Stated goal:
Locate each line in the records containing "Personalwesen". Copy it.

Input:

*-*-*

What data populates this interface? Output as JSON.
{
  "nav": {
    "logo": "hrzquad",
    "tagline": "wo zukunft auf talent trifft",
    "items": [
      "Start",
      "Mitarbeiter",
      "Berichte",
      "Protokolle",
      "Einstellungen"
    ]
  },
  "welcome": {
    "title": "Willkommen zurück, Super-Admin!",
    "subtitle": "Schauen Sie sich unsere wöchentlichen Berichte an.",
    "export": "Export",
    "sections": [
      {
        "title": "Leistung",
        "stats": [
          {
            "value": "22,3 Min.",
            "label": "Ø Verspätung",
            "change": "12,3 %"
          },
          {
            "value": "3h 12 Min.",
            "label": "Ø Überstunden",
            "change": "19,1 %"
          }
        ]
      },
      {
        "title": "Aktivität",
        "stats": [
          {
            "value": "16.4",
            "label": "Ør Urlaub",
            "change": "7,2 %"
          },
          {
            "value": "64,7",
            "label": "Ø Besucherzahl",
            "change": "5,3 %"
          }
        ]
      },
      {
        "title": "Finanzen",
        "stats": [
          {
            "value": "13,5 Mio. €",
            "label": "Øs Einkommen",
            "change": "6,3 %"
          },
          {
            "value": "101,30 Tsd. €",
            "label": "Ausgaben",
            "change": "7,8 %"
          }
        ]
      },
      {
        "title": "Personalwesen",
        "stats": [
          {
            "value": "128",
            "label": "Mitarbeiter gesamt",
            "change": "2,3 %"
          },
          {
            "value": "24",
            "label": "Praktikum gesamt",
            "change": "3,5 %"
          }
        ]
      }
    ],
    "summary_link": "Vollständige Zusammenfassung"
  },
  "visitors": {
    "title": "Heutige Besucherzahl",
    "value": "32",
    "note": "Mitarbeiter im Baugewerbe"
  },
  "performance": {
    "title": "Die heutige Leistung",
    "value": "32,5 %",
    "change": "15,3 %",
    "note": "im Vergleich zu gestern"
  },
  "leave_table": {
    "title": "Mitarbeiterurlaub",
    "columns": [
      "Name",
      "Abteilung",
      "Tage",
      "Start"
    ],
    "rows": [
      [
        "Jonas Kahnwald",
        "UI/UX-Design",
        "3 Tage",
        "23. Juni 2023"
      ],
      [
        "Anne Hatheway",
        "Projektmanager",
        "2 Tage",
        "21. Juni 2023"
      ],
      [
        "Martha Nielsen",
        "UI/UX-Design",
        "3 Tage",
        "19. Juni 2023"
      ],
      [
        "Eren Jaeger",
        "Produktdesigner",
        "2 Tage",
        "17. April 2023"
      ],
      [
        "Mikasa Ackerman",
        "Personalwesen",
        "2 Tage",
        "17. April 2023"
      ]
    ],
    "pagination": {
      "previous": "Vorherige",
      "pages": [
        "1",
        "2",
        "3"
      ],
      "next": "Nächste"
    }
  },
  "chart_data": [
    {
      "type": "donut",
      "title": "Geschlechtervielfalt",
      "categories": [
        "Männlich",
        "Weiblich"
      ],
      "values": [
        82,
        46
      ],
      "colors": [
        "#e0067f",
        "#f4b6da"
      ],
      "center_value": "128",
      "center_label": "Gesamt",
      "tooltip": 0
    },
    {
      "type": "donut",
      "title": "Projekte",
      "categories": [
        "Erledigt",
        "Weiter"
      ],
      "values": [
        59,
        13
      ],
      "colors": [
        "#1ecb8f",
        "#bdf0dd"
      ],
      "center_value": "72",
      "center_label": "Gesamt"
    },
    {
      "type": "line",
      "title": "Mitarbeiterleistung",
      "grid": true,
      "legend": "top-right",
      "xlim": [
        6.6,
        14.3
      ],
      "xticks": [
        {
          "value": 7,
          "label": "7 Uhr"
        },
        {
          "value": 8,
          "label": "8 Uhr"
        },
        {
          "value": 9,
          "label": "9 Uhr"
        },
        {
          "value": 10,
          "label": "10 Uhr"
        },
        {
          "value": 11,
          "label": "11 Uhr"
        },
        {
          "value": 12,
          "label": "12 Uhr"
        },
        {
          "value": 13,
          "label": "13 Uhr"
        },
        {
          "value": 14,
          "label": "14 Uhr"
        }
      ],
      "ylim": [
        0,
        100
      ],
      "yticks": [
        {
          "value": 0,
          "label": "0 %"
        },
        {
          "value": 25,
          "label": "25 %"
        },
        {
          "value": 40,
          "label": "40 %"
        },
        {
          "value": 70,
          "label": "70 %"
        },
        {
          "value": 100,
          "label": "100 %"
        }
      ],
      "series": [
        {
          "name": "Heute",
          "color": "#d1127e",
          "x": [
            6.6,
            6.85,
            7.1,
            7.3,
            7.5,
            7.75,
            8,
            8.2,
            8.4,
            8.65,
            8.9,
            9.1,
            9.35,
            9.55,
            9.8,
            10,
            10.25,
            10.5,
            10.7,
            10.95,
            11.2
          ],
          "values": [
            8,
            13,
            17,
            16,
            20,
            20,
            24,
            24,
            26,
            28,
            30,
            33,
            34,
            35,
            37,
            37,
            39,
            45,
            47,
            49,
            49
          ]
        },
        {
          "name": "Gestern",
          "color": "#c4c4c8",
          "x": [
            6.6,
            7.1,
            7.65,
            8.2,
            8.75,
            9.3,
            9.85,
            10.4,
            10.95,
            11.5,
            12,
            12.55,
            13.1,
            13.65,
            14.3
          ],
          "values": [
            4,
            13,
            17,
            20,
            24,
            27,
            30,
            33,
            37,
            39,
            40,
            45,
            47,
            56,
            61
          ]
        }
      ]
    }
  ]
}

*-*-*

Final answer:
        "title": "Personalwesen",
        "Personalwesen",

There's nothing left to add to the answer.